STORED DATA ->
● ● ● ●

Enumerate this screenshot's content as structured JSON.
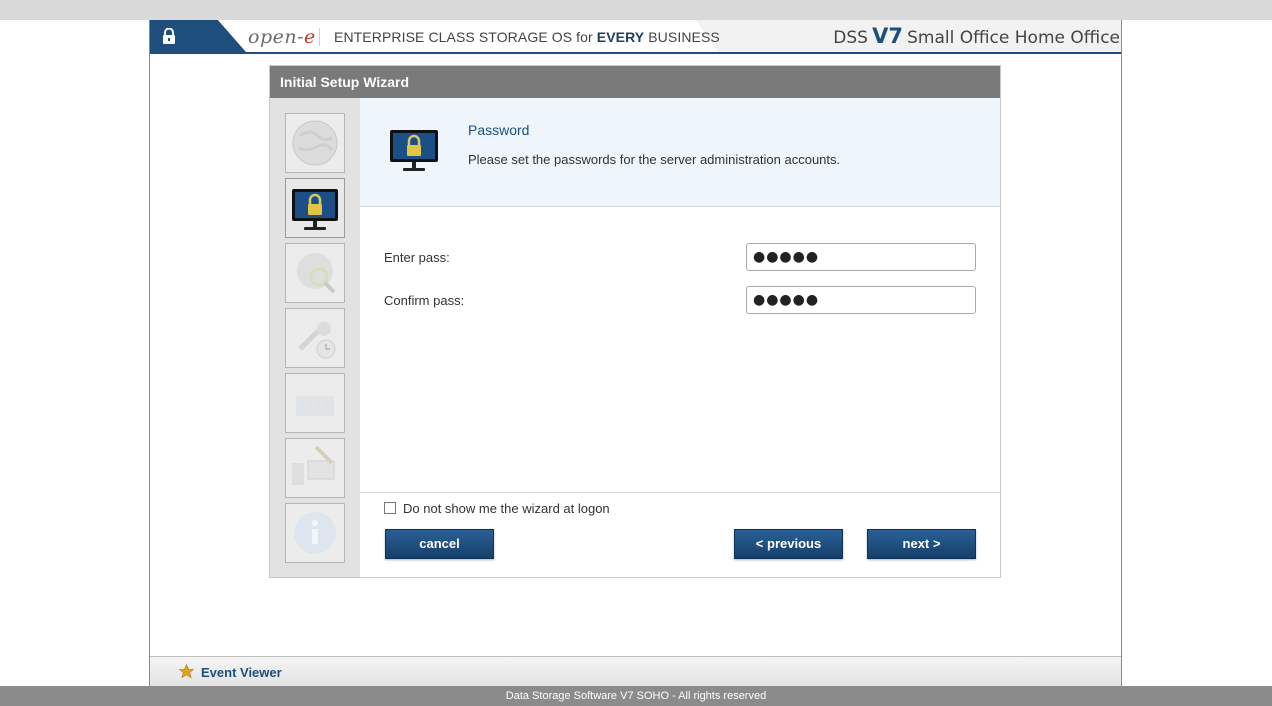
{
  "header": {
    "logo_main": "open-",
    "logo_e": "e",
    "tagline_pre": "ENTERPRISE CLASS STORAGE OS for ",
    "tagline_bold": "EVERY",
    "tagline_post": " BUSINESS",
    "brand_dss": "DSS",
    "brand_v7": "V7",
    "brand_edition": "Small Office Home Office"
  },
  "wizard": {
    "title": "Initial Setup Wizard",
    "step_title": "Password",
    "step_description": "Please set the passwords for the server administration accounts.",
    "steps": [
      {
        "icon": "globe-icon",
        "active": false
      },
      {
        "icon": "monitor-lock-icon",
        "active": true
      },
      {
        "icon": "network-search-icon",
        "active": false
      },
      {
        "icon": "tools-clock-icon",
        "active": false
      },
      {
        "icon": "calendar-grid-icon",
        "active": false
      },
      {
        "icon": "pc-brush-icon",
        "active": false
      },
      {
        "icon": "info-icon",
        "active": false
      }
    ],
    "fields": {
      "enter_pass_label": "Enter pass:",
      "enter_pass_value": "●●●●●",
      "confirm_pass_label": "Confirm pass:",
      "confirm_pass_value": "●●●●●"
    },
    "checkbox_label": "Do not show me the wizard at logon",
    "buttons": {
      "cancel": "cancel",
      "previous": "< previous",
      "next": "next >"
    }
  },
  "bottom": {
    "event_viewer": "Event Viewer",
    "copyright": "Data Storage Software V7 SOHO - All rights reserved"
  },
  "colors": {
    "accent": "#1d4e7c",
    "wizard_title_bg": "#7a7a7a",
    "info_bg": "#eef6fc",
    "footer_bg": "#8b8b8b"
  }
}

● ● ● ●

EXERCISE DIRECTIONS -> In the copy, include all records verbatim but no images.

RESPONSE TO THE EXERCISE ->
Enumerate this screenshot's content as structured JSON.
{
  "header": {
    "logo_main": "open-",
    "logo_e": "e",
    "tagline_pre": "ENTERPRISE CLASS STORAGE OS for ",
    "tagline_bold": "EVERY",
    "tagline_post": " BUSINESS",
    "brand_dss": "DSS",
    "brand_v7": "V7",
    "brand_edition": "Small Office Home Office"
  },
  "wizard": {
    "title": "Initial Setup Wizard",
    "step_title": "Password",
    "step_description": "Please set the passwords for the server administration accounts.",
    "steps": [
      {
        "icon": "globe-icon",
        "active": false
      },
      {
        "icon": "monitor-lock-icon",
        "active": true
      },
      {
        "icon": "network-search-icon",
        "active": false
      },
      {
        "icon": "tools-clock-icon",
        "active": false
      },
      {
        "icon": "calendar-grid-icon",
        "active": false
      },
      {
        "icon": "pc-brush-icon",
        "active": false
      },
      {
        "icon": "info-icon",
        "active": false
      }
    ],
    "fields": {
      "enter_pass_label": "Enter pass:",
      "enter_pass_value": "●●●●●",
      "confirm_pass_label": "Confirm pass:",
      "confirm_pass_value": "●●●●●"
    },
    "checkbox_label": "Do not show me the wizard at logon",
    "buttons": {
      "cancel": "cancel",
      "previous": "< previous",
      "next": "next >"
    }
  },
  "bottom": {
    "event_viewer": "Event Viewer",
    "copyright": "Data Storage Software V7 SOHO - All rights reserved"
  },
  "colors": {
    "accent": "#1d4e7c",
    "wizard_title_bg": "#7a7a7a",
    "info_bg": "#eef6fc",
    "footer_bg": "#8b8b8b"
  }
}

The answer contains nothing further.